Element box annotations
— begin —

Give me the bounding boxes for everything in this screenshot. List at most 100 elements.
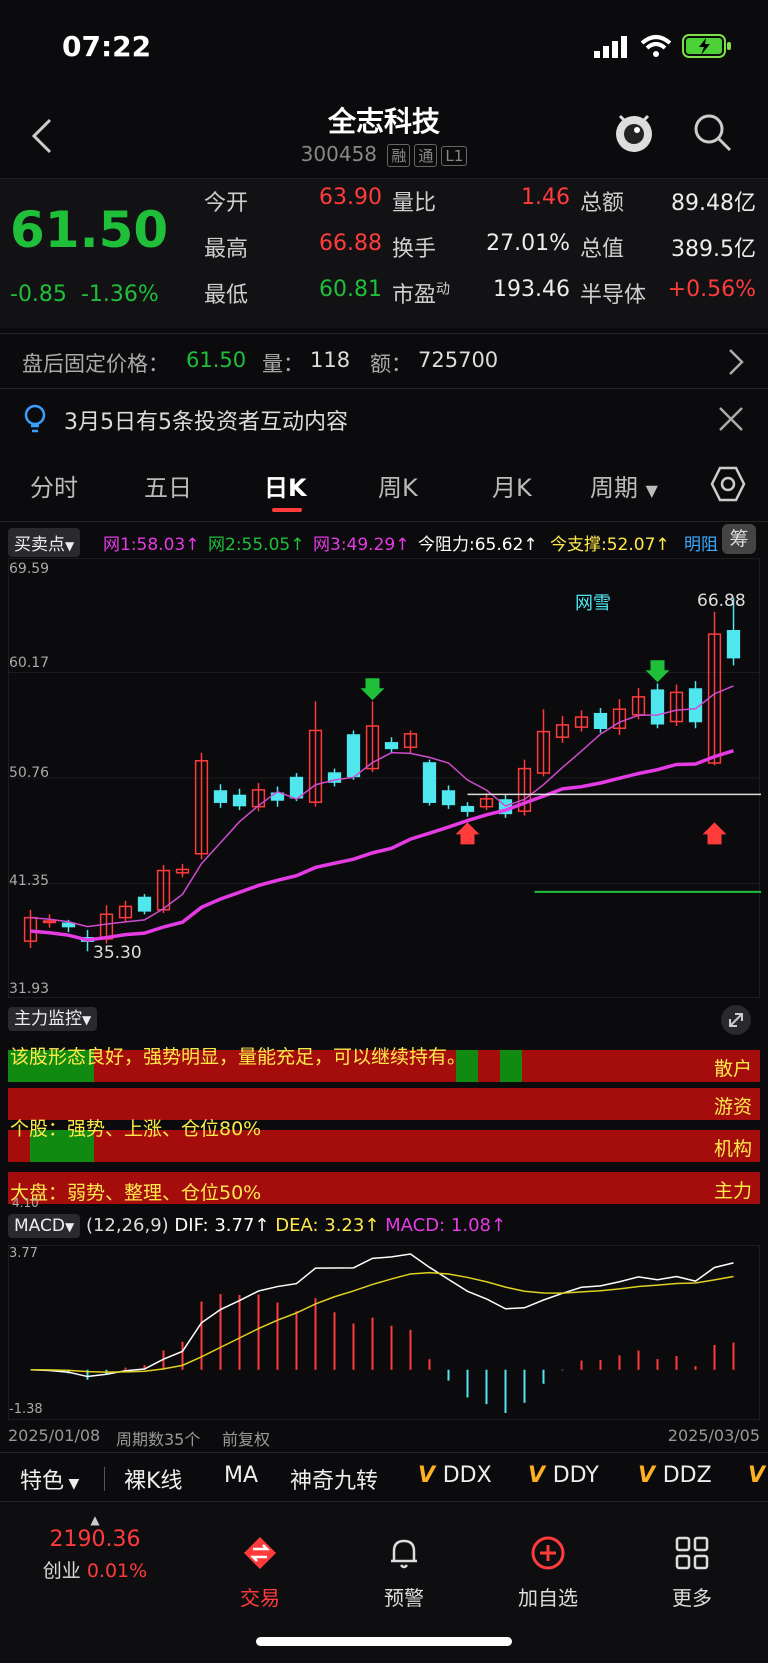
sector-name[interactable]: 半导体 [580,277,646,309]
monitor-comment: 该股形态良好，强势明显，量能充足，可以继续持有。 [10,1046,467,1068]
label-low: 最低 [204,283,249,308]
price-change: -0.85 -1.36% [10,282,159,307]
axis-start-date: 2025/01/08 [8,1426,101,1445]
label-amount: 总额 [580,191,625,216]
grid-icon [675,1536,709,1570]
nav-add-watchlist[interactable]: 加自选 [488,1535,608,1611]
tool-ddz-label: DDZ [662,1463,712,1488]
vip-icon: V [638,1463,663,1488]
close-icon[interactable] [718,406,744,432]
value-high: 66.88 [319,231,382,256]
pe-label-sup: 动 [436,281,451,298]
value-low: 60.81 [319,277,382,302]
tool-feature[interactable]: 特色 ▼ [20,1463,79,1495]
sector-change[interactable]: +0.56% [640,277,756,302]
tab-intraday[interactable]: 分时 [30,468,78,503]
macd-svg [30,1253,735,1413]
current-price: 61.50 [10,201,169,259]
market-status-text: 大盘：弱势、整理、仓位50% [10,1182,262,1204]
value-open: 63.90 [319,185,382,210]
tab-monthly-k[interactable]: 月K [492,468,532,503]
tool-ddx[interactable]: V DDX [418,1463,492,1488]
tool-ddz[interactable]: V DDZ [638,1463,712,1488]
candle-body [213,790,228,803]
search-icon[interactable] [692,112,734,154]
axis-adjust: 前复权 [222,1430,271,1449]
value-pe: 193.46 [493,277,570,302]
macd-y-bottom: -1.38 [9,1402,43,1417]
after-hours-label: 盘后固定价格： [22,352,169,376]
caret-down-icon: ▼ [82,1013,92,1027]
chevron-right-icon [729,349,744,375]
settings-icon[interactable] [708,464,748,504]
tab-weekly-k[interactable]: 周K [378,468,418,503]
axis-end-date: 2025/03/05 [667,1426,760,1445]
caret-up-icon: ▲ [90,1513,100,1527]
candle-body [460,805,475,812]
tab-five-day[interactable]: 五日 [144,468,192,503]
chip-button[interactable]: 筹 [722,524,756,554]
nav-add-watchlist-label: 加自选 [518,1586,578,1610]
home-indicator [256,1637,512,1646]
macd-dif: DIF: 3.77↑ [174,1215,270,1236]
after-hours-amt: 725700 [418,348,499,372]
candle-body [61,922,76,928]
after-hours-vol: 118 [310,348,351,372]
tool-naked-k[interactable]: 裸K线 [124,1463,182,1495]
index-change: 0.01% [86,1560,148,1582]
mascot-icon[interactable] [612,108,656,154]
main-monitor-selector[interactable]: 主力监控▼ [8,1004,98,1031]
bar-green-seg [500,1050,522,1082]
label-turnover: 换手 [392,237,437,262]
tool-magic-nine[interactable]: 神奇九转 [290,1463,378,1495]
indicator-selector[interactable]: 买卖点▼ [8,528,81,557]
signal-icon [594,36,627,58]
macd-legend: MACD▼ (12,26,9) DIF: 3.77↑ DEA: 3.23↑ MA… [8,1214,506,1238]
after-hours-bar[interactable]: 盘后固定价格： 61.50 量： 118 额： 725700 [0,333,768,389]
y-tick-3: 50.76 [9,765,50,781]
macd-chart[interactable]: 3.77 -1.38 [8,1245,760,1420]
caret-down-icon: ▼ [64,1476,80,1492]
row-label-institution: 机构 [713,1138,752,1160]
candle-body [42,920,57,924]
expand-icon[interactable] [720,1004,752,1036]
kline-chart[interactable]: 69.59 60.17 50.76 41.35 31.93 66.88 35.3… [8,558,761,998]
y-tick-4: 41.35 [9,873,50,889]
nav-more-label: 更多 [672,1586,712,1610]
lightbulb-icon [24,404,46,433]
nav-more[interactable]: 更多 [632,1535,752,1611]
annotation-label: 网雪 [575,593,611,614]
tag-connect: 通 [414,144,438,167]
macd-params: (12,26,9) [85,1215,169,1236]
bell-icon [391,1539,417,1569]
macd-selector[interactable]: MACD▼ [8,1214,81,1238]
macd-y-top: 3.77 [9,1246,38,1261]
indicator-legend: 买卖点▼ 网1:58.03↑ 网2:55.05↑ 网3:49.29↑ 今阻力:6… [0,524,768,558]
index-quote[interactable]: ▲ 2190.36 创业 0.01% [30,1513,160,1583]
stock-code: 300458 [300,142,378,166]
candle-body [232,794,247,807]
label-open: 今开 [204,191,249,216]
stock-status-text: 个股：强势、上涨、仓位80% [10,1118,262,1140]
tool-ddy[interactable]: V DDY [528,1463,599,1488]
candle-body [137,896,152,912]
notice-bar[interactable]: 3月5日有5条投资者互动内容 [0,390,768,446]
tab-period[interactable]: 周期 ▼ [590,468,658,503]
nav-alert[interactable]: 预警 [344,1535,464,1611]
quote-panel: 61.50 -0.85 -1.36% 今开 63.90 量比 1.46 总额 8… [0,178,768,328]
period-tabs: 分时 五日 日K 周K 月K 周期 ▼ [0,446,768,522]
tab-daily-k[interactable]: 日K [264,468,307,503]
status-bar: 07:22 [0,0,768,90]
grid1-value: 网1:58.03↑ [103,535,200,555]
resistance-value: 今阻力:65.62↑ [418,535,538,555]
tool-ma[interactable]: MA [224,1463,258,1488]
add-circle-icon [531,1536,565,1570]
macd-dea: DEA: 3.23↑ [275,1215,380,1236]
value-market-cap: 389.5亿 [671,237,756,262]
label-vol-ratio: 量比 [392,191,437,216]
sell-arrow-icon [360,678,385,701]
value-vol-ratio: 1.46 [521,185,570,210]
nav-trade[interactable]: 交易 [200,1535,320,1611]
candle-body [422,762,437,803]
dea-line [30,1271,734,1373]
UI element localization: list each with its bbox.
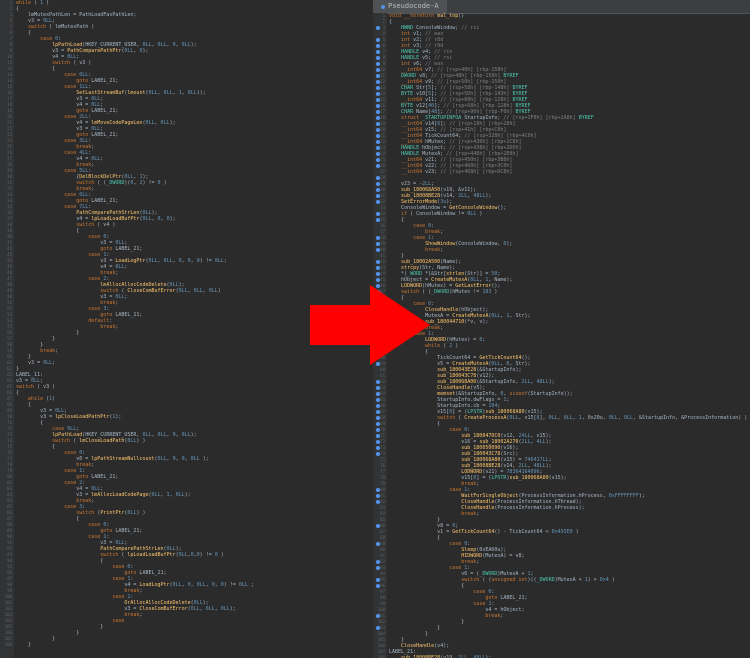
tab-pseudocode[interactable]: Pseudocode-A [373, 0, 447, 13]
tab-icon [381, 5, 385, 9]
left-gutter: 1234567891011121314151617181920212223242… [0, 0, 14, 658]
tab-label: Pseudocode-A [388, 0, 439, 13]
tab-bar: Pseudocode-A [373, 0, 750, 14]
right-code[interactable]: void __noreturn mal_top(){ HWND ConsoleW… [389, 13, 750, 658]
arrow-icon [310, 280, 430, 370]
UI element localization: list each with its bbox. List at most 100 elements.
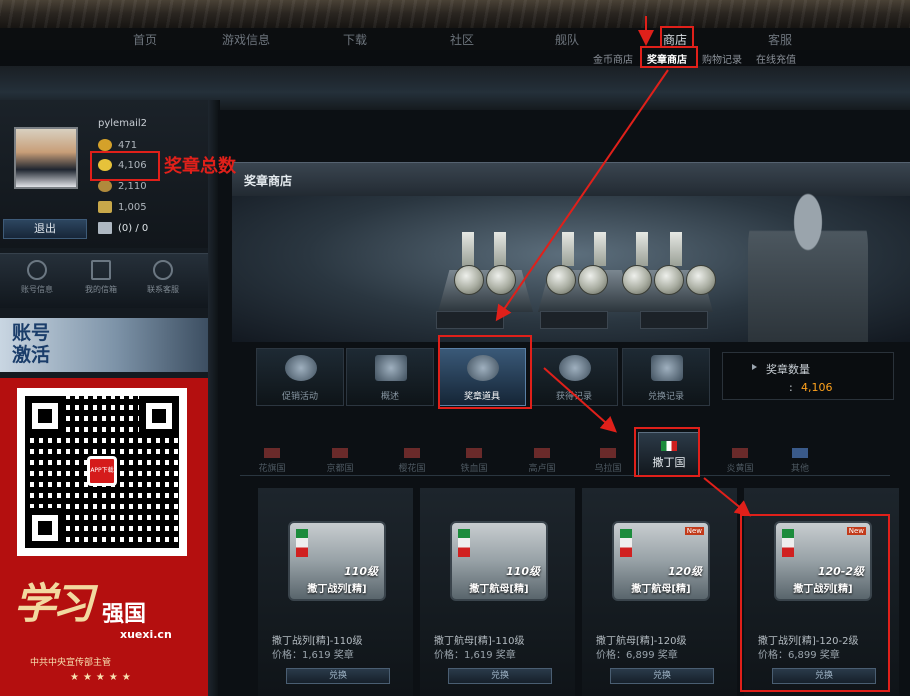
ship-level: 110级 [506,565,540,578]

— end —

* [GIVEN REQUEST]:
Update the records from the line containing "sector-name[interactable]: 半导体 [580,277,646,309]" through the line containing "search-icon[interactable] [692,112,734,154]", changing "candle-body" to "candlestick-body" and keeping everything else the same. Return only those lines.

* [RESPONSE]:
sector-name[interactable]: 半导体 [580,277,646,309]
monitor-comment: 该股形态良好，强势明显，量能充足，可以继续持有。 [10,1046,467,1068]
label-low: 最低 [204,283,249,308]
price-change: -0.85 -1.36% [10,282,159,307]
axis-start-date: 2025/01/08 [8,1426,101,1445]
label-amount: 总额 [580,191,625,216]
grid-icon [675,1536,709,1570]
nav-add-watchlist[interactable]: 加自选 [488,1535,608,1611]
tool-ddz-label: DDZ [662,1463,712,1488]
vip-icon: V [638,1463,663,1488]
close-icon[interactable] [718,406,744,432]
value-high: 66.88 [319,231,382,256]
pe-label-sup: 动 [436,281,451,298]
value-low: 60.81 [319,277,382,302]
tool-feature[interactable]: 特色 ▼ [20,1463,79,1495]
sector-change[interactable]: +0.56% [640,277,756,302]
tab-intraday[interactable]: 分时 [30,468,78,503]
macd-svg [30,1253,735,1413]
current-price: 61.50 [10,201,169,259]
market-status-text: 大盘：弱势、整理、仓位50% [10,1182,262,1204]
value-open: 63.90 [319,185,382,210]
tab-monthly-k[interactable]: 月K [492,468,532,503]
tool-ddx[interactable]: V DDX [418,1463,492,1488]
tool-ddz[interactable]: V DDZ [638,1463,712,1488]
candlestick-body [213,790,228,803]
search-icon[interactable] [692,112,734,154]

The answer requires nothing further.